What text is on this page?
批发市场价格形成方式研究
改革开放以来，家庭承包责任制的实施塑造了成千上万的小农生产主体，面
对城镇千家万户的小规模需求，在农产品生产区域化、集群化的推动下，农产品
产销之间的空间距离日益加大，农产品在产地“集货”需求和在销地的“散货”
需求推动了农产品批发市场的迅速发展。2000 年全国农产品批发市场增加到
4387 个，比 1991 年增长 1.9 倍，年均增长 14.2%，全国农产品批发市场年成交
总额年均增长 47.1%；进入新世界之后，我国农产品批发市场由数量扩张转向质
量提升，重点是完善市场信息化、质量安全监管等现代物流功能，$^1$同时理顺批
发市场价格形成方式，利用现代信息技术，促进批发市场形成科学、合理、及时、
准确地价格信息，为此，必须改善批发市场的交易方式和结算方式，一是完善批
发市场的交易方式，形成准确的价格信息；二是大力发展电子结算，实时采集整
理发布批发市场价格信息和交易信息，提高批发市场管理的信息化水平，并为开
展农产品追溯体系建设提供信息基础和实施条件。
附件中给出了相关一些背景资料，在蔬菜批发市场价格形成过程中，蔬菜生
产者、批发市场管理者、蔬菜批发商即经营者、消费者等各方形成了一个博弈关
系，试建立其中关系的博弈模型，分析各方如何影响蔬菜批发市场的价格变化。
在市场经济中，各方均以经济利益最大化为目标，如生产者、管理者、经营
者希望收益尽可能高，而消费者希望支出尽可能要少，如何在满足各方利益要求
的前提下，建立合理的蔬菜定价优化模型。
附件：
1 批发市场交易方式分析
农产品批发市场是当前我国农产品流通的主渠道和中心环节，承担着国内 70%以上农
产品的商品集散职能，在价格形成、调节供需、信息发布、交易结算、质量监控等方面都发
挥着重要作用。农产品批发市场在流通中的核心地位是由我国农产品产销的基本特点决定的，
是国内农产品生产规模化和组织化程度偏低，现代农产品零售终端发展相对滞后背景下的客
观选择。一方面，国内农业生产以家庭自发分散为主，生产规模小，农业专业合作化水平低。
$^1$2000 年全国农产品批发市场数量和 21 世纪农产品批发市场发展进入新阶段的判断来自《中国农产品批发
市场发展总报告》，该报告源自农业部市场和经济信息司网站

§ **PROMPT**
Output the whole listing above again, word for word.

§ **RESPONSE FOR THIS EXERCISE**
What text is on this page?
批发市场价格形成方式研究
改革开放以来，家庭承包责任制的实施塑造了成千上万的小农生产主体，面
对城镇千家万户的小规模需求，在农产品生产区域化、集群化的推动下，农产品
产销之间的空间距离日益加大，农产品在产地“集货”需求和在销地的“散货”
需求推动了农产品批发市场的迅速发展。2000 年全国农产品批发市场增加到
4387 个，比 1991 年增长 1.9 倍，年均增长 14.2%，全国农产品批发市场年成交
总额年均增长 47.1%；进入新世界之后，我国农产品批发市场由数量扩张转向质
量提升，重点是完善市场信息化、质量安全监管等现代物流功能，$^1$同时理顺批
发市场价格形成方式，利用现代信息技术，促进批发市场形成科学、合理、及时、
准确地价格信息，为此，必须改善批发市场的交易方式和结算方式，一是完善批
发市场的交易方式，形成准确的价格信息；二是大力发展电子结算，实时采集整
理发布批发市场价格信息和交易信息，提高批发市场管理的信息化水平，并为开
展农产品追溯体系建设提供信息基础和实施条件。
附件中给出了相关一些背景资料，在蔬菜批发市场价格形成过程中，蔬菜生
产者、批发市场管理者、蔬菜批发商即经营者、消费者等各方形成了一个博弈关
系，试建立其中关系的博弈模型，分析各方如何影响蔬菜批发市场的价格变化。
在市场经济中，各方均以经济利益最大化为目标，如生产者、管理者、经营
者希望收益尽可能高，而消费者希望支出尽可能要少，如何在满足各方利益要求
的前提下，建立合理的蔬菜定价优化模型。
附件：
1 批发市场交易方式分析
农产品批发市场是当前我国农产品流通的主渠道和中心环节，承担着国内 70%以上农
产品的商品集散职能，在价格形成、调节供需、信息发布、交易结算、质量监控等方面都发
挥着重要作用。农产品批发市场在流通中的核心地位是由我国农产品产销的基本特点决定的，
是国内农产品生产规模化和组织化程度偏低，现代农产品零售终端发展相对滞后背景下的客
观选择。一方面，国内农业生产以家庭自发分散为主，生产规模小，农业专业合作化水平低。
$^1$2000 年全国农产品批发市场数量和 21 世纪农产品批发市场发展进入新阶段的判断来自《中国农产品批发
市场发展总报告》，该报告源自农业部市场和经济信息司网站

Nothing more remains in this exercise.